Directions - Quote all lines below exactly. Images stay out.
:::::
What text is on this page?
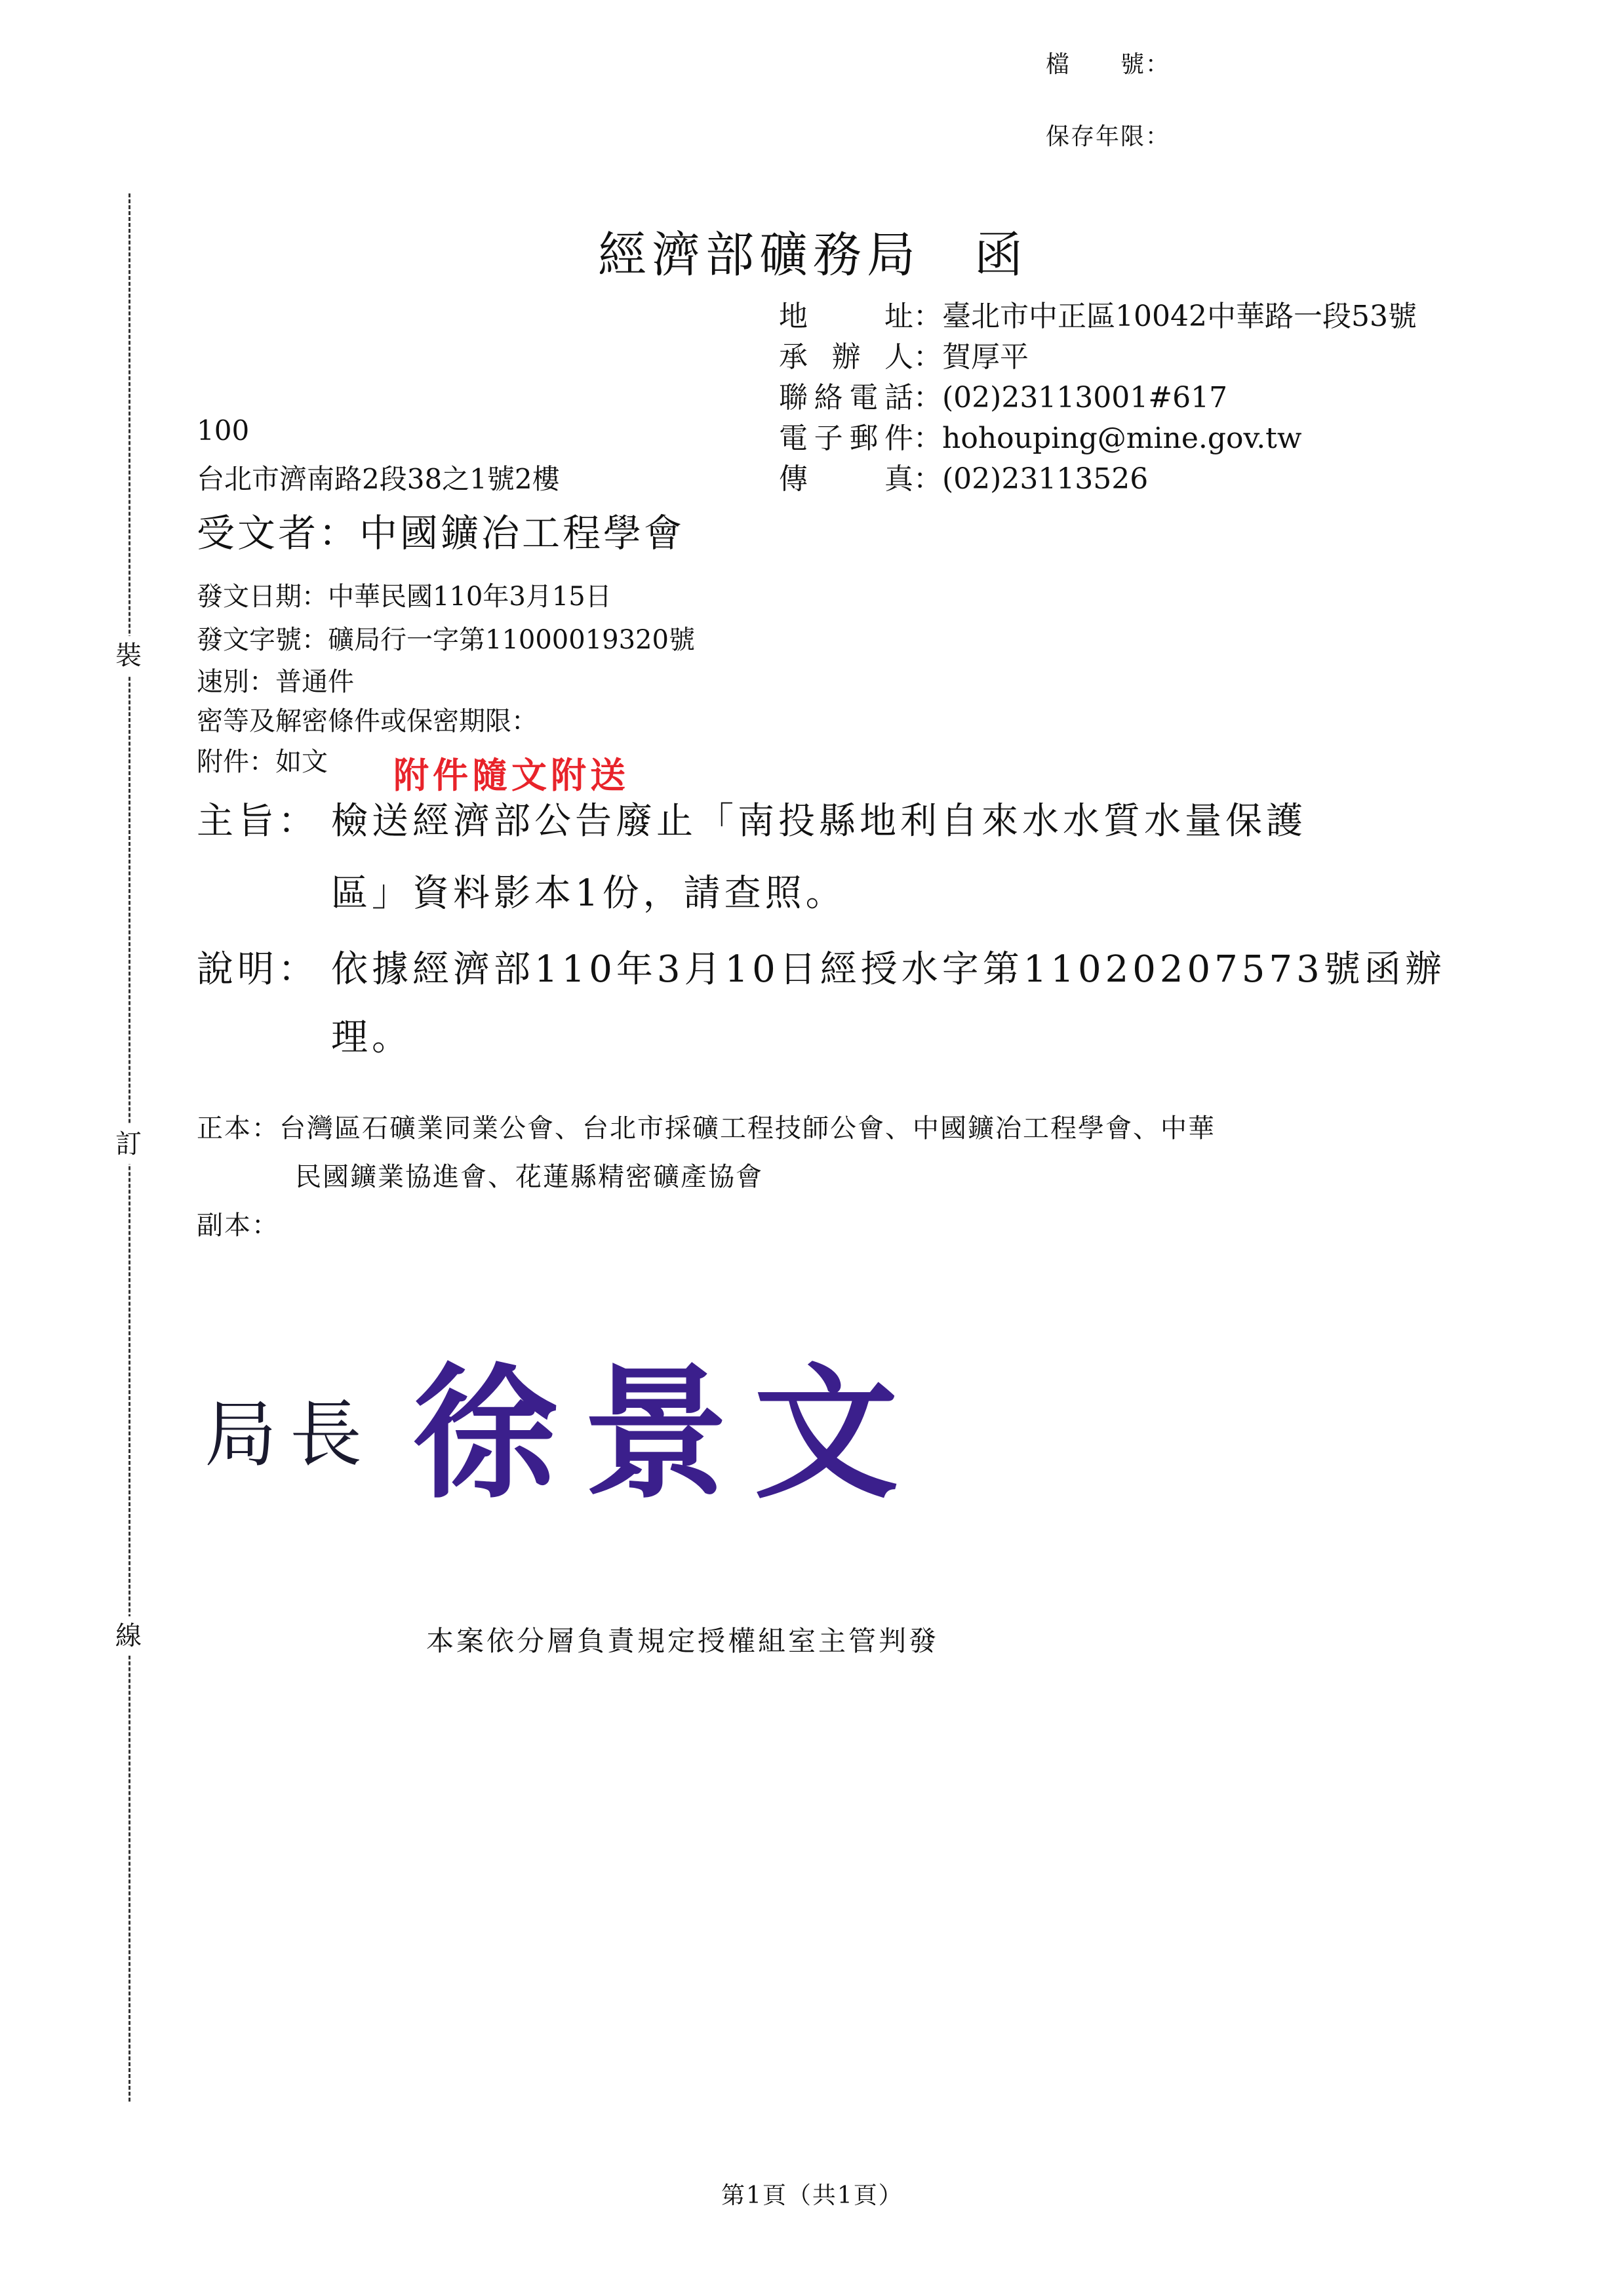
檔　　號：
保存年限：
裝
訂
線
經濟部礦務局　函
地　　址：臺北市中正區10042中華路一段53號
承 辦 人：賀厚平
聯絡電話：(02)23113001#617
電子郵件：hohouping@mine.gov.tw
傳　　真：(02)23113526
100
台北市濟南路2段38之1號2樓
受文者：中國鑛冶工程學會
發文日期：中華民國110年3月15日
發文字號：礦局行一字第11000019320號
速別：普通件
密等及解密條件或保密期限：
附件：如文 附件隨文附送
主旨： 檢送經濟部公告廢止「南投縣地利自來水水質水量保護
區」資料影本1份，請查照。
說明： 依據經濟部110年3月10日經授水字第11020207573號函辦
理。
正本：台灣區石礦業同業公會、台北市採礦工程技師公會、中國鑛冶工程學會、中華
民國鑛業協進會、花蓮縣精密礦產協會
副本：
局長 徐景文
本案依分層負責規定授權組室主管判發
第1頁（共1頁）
:::::
Exercise output -
What text is on this page?
檔　　號：
保存年限：
裝
訂
線
經濟部礦務局　函
地　　址：臺北市中正區10042中華路一段53號
承 辦 人：賀厚平
聯絡電話：(02)23113001#617
電子郵件：hohouping@mine.gov.tw
傳　　真：(02)23113526
100
台北市濟南路2段38之1號2樓
受文者：中國鑛冶工程學會
發文日期：中華民國110年3月15日
發文字號：礦局行一字第11000019320號
速別：普通件
密等及解密條件或保密期限：
附件：如文 附件隨文附送
主旨： 檢送經濟部公告廢止「南投縣地利自來水水質水量保護
區」資料影本1份，請查照。
說明： 依據經濟部110年3月10日經授水字第11020207573號函辦
理。
正本：台灣區石礦業同業公會、台北市採礦工程技師公會、中國鑛冶工程學會、中華
民國鑛業協進會、花蓮縣精密礦產協會
副本：
局長 徐景文
本案依分層負責規定授權組室主管判發
第1頁（共1頁）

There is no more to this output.